• **EXERCISE REQUIREMENTS**
Please output the entries below from the line that contains "What's the underlying" through the final line, reproduced exactly and alone.

(Data items)
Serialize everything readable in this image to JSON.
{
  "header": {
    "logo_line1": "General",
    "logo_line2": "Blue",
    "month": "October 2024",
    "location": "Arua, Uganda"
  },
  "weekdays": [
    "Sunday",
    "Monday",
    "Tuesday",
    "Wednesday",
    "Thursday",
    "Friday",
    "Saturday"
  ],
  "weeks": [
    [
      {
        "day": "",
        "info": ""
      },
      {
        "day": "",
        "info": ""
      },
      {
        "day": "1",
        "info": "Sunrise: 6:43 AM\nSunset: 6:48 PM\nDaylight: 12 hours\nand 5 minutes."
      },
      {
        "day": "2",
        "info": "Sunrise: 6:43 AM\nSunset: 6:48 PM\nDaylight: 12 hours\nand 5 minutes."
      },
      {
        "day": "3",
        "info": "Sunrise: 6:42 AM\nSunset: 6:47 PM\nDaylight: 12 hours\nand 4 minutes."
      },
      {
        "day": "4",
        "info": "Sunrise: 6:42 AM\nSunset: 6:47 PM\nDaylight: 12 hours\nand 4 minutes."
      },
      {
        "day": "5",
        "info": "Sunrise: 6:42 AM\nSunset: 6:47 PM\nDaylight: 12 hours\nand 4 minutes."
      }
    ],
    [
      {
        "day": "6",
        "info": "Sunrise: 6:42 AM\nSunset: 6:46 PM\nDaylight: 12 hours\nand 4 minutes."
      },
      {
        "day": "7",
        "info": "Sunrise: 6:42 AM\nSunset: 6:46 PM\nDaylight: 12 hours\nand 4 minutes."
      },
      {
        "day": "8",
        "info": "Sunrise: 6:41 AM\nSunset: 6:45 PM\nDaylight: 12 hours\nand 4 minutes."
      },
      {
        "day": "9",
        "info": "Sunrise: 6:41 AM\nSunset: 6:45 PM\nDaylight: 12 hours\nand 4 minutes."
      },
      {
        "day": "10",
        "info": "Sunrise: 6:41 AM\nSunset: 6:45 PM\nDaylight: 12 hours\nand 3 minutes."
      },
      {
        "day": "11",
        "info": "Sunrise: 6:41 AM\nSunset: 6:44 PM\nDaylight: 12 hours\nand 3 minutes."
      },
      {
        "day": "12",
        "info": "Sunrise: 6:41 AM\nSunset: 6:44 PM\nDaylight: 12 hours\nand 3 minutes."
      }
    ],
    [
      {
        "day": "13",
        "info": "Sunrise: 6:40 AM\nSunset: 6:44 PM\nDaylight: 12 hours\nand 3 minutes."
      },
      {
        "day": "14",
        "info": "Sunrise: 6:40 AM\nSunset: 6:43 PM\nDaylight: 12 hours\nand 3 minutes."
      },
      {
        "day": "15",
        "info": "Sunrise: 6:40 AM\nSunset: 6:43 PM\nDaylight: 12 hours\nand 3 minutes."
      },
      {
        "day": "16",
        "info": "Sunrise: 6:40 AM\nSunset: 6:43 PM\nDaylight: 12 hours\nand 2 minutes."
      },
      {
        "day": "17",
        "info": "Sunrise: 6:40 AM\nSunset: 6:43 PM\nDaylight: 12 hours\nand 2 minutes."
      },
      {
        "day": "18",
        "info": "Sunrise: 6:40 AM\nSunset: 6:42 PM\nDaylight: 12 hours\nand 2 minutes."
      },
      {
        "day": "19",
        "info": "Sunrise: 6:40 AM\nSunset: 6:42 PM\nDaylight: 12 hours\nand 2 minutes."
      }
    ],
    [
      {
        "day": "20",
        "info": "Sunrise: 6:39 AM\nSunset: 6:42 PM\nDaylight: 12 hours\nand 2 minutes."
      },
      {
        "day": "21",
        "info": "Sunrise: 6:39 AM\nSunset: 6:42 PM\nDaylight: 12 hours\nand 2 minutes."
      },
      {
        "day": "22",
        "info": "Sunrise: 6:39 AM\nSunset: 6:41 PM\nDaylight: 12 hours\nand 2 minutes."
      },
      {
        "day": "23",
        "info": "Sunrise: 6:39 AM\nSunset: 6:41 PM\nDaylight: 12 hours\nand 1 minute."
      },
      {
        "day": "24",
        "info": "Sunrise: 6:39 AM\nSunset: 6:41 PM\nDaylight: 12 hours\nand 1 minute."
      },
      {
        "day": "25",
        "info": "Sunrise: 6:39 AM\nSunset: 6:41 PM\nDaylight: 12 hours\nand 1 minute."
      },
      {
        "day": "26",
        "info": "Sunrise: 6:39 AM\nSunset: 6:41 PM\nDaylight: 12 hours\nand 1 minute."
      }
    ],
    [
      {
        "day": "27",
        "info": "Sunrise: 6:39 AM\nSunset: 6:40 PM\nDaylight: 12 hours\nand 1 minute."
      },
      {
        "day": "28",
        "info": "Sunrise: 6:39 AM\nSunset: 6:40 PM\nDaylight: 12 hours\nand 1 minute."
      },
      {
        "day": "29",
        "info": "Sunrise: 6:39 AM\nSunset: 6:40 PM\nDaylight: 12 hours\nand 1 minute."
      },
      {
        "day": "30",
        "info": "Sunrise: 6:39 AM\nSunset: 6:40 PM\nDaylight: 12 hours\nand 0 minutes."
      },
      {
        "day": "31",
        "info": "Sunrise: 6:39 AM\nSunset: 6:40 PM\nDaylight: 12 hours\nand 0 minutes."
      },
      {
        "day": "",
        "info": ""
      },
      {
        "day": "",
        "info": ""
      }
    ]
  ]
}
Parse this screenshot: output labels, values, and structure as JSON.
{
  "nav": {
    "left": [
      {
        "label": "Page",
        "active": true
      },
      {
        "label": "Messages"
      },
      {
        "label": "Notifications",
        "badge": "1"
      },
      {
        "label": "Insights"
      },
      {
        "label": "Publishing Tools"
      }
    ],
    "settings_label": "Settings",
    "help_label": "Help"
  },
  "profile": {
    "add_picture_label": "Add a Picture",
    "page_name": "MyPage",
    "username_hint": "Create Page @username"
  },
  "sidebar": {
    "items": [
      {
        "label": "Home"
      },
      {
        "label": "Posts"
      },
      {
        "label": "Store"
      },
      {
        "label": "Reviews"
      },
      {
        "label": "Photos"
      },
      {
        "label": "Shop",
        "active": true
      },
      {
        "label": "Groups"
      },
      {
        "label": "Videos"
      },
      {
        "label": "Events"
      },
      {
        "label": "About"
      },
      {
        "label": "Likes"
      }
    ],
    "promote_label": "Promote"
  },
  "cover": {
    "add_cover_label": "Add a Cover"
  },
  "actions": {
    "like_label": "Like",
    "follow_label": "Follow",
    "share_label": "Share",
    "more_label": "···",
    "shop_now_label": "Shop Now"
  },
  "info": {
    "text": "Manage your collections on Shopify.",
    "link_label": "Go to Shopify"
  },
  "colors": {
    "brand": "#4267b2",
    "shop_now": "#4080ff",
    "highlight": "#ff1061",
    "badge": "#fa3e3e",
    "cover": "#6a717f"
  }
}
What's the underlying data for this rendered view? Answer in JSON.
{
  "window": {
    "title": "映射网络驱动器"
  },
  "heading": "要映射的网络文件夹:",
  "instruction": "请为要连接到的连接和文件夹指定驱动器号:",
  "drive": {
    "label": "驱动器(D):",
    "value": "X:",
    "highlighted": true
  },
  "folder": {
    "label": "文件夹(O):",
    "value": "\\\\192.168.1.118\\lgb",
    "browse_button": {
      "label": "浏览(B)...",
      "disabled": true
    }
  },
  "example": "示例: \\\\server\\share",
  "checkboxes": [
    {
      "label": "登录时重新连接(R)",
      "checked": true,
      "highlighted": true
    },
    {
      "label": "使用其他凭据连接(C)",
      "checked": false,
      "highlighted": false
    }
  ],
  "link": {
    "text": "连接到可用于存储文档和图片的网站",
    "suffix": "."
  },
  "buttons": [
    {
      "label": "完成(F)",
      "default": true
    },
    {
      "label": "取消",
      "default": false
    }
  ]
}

• **CORRECT OUTPUT**
What's the underlying data for this rendered view? Answer in JSON.
{
  "window": {
    "title": "映射网络驱动器"
  },
  "heading": "要映射的网络文件夹:",
  "instruction": "请为要连接到的连接和文件夹指定驱动器号:",
  "drive": {
    "label": "驱动器(D):",
    "value": "X:",
    "highlighted": true
  },
  "folder": {
    "label": "文件夹(O):",
    "value": "\\\\192.168.1.118\\lgb",
    "browse_button": {
      "label": "浏览(B)...",
      "disabled": true
    }
  },
  "example": "示例: \\\\server\\share",
  "checkboxes": [
    {
      "label": "登录时重新连接(R)",
      "checked": true,
      "highlighted": true
    },
    {
      "label": "使用其他凭据连接(C)",
      "checked": false,
      "highlighted": false
    }
  ],
  "link": {
    "text": "连接到可用于存储文档和图片的网站",
    "suffix": "."
  },
  "buttons": [
    {
      "label": "完成(F)",
      "default": true
    },
    {
      "label": "取消",
      "default": false
    }
  ]
}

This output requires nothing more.